* **Text provided**
══════

We found one study by Pramono et al., who suggested that in TB patients with and without diabetes, variations in the NAT2 acetylator phenotype were present in both groups, with no evidence that diabetes alters acetylator status. TB patients with diabetes have a higher risk of DILI, but this is typically associated with metabolic and chronic inflammatory factors associated with diabetes, rather than changes in acetylator phenotype (17). However, the main limitations of the study include the very small sample size, limited geographic coverage, the absence of pharmacokinetic data or reported DILI events, and a cross-sectional design that restricts causal inference. Therefore, larger, multicenter studies incorporating clinical and pharmacokinetic data are warranted to generate more robust and generalizable evidence.
A study by Sahiratmaja et al., conducted in Kupang, West Nusa Tenggara, demonstrated that rapid and intermediate acetylators were more prevalent among TB patients (18, 23). A study by Perwitasari et al., conducted in Yogyakarta and Lampung, reported that more than 60% of TB patients were slow acetylators (9, 19). Acetylhydrazine (AcHz) is considered a key metabolite responsible for the hepatotoxic effects of isoniazid (28). Slow acetylators are at greater risk of accumulating toxic isoniazid metabolites, including AcHz, due to reduced acetylation capacity. In addition, unacetylated isoniazid may be hydrolyzed by amidase enzymes to form hydrazine, another hepatotoxic metabolite that contributes to liver injury (29).
Conversely, more than 60% of TB patients were rapid acetylators as reported by Anggraini et al. It was more likely because they used the sulphadimidine method to assess acetylation status (30). Meanwhile, most studies in this review used DNA sequencing to detect SNPs and the NAT2 phenotype. Different methods of assessing acetylator status may lead to different results. The study's small sample size, observational design, and lack of comprehensive pharmacokinetic and hepatotoxicity data limit its ability to provide robust insights into the impact of acetylation status on isoniazid serum concentrations and sputum conversion. These limitations underscore the need for larger, multicenter studies with more detailed genetic and clinical assessments to enhance the generalizability of findings and support causal inference.

══════

* **Input data**
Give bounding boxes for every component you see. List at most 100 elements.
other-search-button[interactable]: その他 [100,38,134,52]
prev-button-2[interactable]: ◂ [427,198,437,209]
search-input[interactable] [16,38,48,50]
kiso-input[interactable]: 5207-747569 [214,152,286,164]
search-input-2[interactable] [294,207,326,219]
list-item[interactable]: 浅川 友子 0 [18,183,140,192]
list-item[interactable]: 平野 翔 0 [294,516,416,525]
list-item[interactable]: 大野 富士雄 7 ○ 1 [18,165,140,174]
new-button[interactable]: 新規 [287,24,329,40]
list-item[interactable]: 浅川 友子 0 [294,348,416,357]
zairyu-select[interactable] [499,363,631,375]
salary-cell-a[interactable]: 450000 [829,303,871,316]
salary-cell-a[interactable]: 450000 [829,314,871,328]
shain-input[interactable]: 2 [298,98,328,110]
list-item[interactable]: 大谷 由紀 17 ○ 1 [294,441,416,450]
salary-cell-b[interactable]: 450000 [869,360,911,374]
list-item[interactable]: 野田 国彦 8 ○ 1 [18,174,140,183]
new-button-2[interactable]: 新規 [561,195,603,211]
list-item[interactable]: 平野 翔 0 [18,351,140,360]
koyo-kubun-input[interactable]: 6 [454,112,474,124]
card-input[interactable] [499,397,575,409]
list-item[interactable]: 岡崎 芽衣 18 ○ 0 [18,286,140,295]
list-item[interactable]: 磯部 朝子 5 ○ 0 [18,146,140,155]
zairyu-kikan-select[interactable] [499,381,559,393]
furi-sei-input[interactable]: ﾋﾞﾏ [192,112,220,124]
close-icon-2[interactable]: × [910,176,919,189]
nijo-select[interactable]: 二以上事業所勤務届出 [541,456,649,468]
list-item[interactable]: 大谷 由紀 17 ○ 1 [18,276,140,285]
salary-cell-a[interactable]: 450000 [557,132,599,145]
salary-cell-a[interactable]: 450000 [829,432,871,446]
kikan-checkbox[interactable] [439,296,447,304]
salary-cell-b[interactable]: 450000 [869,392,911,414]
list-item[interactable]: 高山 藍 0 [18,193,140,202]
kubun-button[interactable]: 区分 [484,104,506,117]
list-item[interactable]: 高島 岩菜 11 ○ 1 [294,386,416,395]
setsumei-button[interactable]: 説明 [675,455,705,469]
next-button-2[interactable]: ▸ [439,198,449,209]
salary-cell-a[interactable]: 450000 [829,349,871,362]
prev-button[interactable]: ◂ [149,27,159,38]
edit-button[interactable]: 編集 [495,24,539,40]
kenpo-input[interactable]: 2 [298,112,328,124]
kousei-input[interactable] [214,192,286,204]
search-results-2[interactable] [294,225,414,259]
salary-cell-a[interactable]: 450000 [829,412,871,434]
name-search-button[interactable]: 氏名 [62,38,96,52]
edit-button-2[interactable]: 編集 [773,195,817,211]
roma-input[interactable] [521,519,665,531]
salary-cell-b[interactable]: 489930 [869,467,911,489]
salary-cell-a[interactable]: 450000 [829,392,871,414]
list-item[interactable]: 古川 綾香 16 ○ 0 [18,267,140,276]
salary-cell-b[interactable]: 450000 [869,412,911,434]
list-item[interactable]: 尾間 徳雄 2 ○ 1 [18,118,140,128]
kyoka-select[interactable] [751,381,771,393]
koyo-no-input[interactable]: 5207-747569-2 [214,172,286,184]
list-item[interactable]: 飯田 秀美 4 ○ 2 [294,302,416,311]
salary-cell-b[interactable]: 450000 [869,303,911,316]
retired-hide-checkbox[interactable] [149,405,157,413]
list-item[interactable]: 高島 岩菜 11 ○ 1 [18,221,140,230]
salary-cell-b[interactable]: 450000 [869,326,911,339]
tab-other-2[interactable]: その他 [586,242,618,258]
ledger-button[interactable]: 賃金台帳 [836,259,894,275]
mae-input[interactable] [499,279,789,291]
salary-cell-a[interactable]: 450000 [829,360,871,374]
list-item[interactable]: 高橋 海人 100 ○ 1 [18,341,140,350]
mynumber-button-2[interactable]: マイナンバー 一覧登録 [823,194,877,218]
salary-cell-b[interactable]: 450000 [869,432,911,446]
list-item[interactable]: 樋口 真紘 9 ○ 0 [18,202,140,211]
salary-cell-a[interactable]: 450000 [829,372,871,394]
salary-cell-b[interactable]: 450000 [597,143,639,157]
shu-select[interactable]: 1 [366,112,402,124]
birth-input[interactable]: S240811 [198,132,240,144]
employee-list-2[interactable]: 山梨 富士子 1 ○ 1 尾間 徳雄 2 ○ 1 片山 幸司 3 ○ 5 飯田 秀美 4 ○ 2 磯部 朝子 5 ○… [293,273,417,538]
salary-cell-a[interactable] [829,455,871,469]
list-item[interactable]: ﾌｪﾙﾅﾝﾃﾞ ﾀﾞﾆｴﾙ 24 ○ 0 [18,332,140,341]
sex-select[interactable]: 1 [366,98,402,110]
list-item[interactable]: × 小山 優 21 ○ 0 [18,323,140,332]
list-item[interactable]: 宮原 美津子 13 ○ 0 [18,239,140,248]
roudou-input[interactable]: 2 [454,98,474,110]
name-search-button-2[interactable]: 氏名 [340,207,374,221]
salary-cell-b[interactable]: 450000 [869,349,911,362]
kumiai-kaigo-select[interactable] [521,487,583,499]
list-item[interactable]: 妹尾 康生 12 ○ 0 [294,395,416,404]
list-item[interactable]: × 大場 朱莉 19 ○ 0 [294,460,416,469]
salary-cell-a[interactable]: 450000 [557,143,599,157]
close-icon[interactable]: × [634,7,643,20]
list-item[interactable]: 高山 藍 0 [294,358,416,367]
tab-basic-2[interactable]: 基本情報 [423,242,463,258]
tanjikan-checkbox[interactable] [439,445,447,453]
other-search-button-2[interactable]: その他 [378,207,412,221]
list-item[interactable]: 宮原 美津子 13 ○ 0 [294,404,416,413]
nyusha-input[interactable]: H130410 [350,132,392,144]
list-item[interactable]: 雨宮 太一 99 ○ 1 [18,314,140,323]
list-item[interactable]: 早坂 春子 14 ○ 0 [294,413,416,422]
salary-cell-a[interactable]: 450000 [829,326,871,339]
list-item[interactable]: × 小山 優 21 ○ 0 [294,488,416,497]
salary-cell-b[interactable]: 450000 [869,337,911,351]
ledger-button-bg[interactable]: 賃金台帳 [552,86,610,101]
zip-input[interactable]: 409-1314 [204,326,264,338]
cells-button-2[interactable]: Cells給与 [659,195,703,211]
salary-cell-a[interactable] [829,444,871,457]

══════

In the text on NAT2 acetylator status in TB patients, which method did Anggraini et al. use to assess acetylation status?

The sulphadimidine method.